> [EXERCISE]
Your answer should be one number: the count of lines in these entries that hold the word "Spamer".

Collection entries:
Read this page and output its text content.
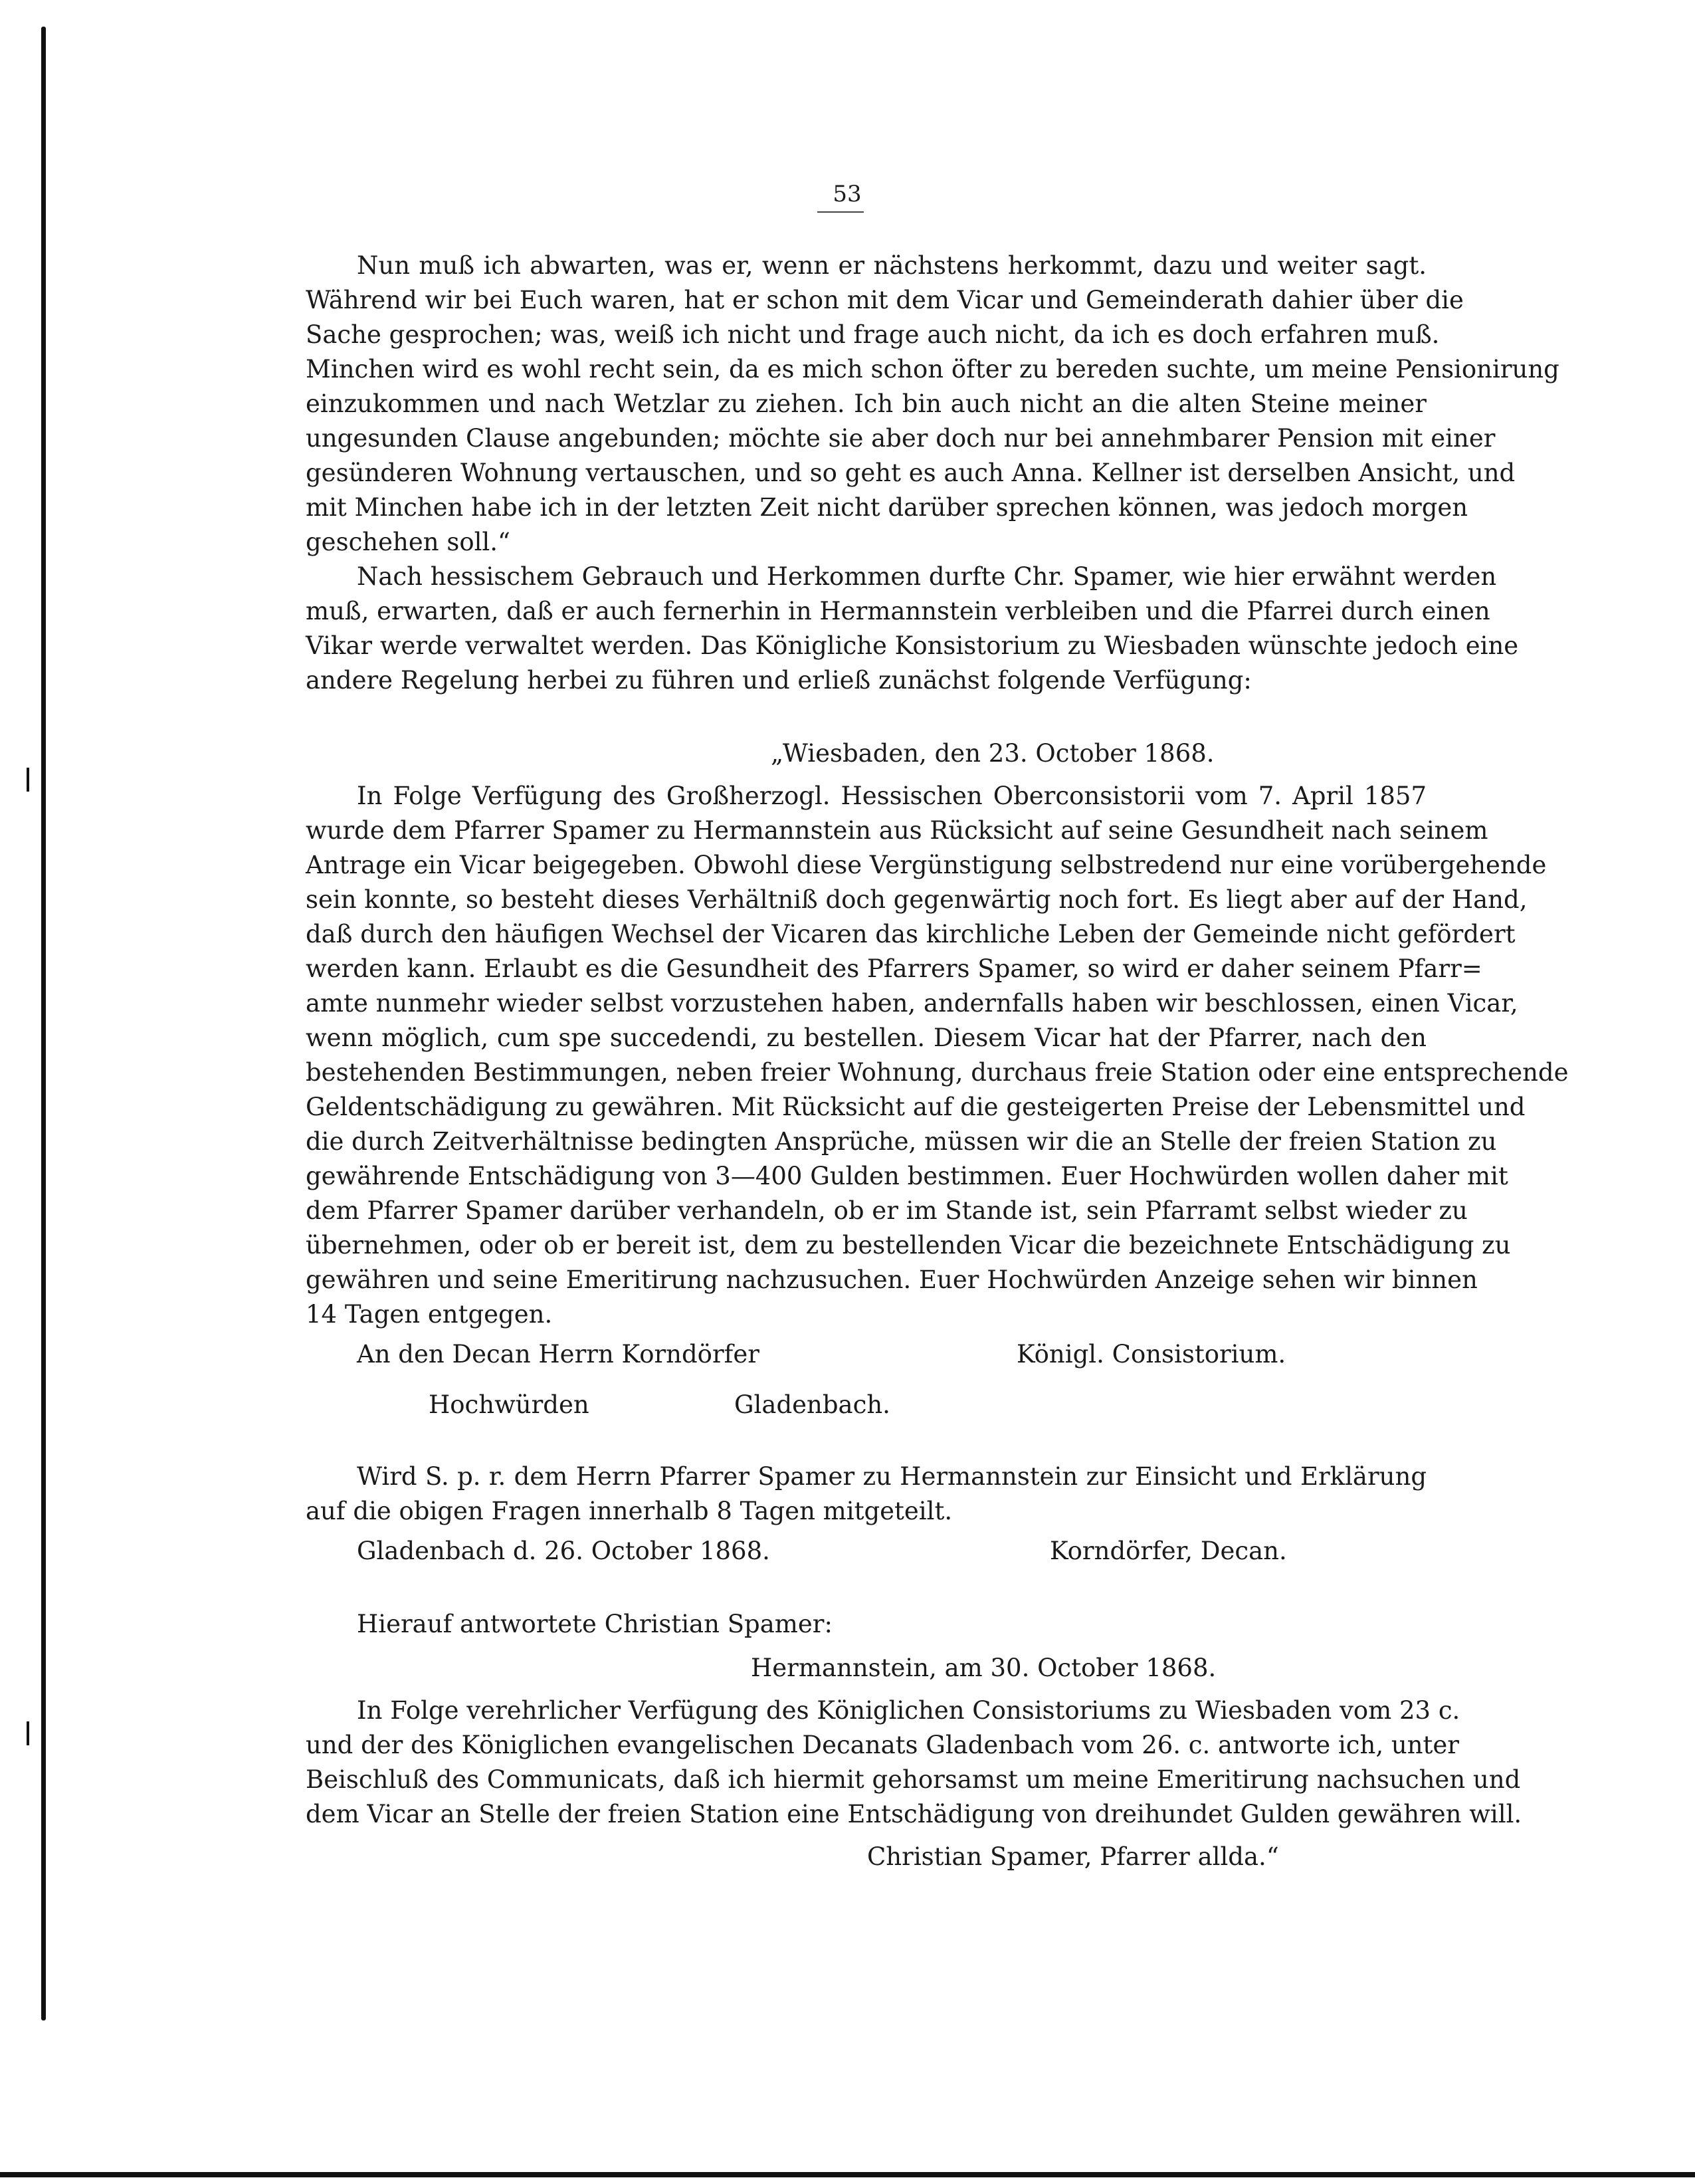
53
Nun muß ich abwarten, was er, wenn er nächstens herkommt, dazu und weiter sagt.
Während wir bei Euch waren, hat er schon mit dem Vicar und Gemeinderath dahier über die
Sache gesprochen; was, weiß ich nicht und frage auch nicht, da ich es doch erfahren muß.
Minchen wird es wohl recht sein, da es mich schon öfter zu bereden suchte, um meine Pensionirung
einzukommen und nach Wetzlar zu ziehen. Ich bin auch nicht an die alten Steine meiner
ungesunden Clause angebunden; möchte sie aber doch nur bei annehmbarer Pension mit einer
gesünderen Wohnung vertauschen, und so geht es auch Anna. Kellner ist derselben Ansicht, und
mit Minchen habe ich in der letzten Zeit nicht darüber sprechen können, was jedoch morgen
geschehen soll.“
Nach hessischem Gebrauch und Herkommen durfte Chr. Spamer, wie hier erwähnt werden
muß, erwarten, daß er auch fernerhin in Hermannstein verbleiben und die Pfarrei durch einen
Vikar werde verwaltet werden. Das Königliche Konsistorium zu Wiesbaden wünschte jedoch eine
andere Regelung herbei zu führen und erließ zunächst folgende Verfügung:
„Wiesbaden, den 23. October 1868.
In Folge Verfügung des Großherzogl. Hessischen Oberconsistorii vom 7. April 1857
wurde dem Pfarrer Spamer zu Hermannstein aus Rücksicht auf seine Gesundheit nach seinem
Antrage ein Vicar beigegeben. Obwohl diese Vergünstigung selbstredend nur eine vorübergehende
sein konnte, so besteht dieses Verhältniß doch gegenwärtig noch fort. Es liegt aber auf der Hand,
daß durch den häufigen Wechsel der Vicaren das kirchliche Leben der Gemeinde nicht gefördert
werden kann. Erlaubt es die Gesundheit des Pfarrers Spamer, so wird er daher seinem Pfarr=
amte nunmehr wieder selbst vorzustehen haben, andernfalls haben wir beschlossen, einen Vicar,
wenn möglich, cum spe succedendi, zu bestellen. Diesem Vicar hat der Pfarrer, nach den
bestehenden Bestimmungen, neben freier Wohnung, durchaus freie Station oder eine entsprechende
Geldentschädigung zu gewähren. Mit Rücksicht auf die gesteigerten Preise der Lebensmittel und
die durch Zeitverhältnisse bedingten Ansprüche, müssen wir die an Stelle der freien Station zu
gewährende Entschädigung von 3—400 Gulden bestimmen. Euer Hochwürden wollen daher mit
dem Pfarrer Spamer darüber verhandeln, ob er im Stande ist, sein Pfarramt selbst wieder zu
übernehmen, oder ob er bereit ist, dem zu bestellenden Vicar die bezeichnete Entschädigung zu
gewähren und seine Emeritirung nachzusuchen. Euer Hochwürden Anzeige sehen wir binnen
14 Tagen entgegen.
An den Decan Herrn Korndörfer	Königl. Consistorium.
Hochwürden	Gladenbach.
Wird S. p. r. dem Herrn Pfarrer Spamer zu Hermannstein zur Einsicht und Erklärung
auf die obigen Fragen innerhalb 8 Tagen mitgeteilt.
Gladenbach d. 26. October 1868.	Korndörfer, Decan.
Hierauf antwortete Christian Spamer:
Hermannstein, am 30. October 1868.
In Folge verehrlicher Verfügung des Königlichen Consistoriums zu Wiesbaden vom 23 c.
und der des Königlichen evangelischen Decanats Gladenbach vom 26. c. antworte ich, unter
Beischluß des Communicats, daß ich hiermit gehorsamst um meine Emeritirung nachsuchen und
dem Vicar an Stelle der freien Station eine Entschädigung von dreihundet Gulden gewähren will.
Christian Spamer, Pfarrer allda.“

> [RESULT OF THIS EXERCISE]
7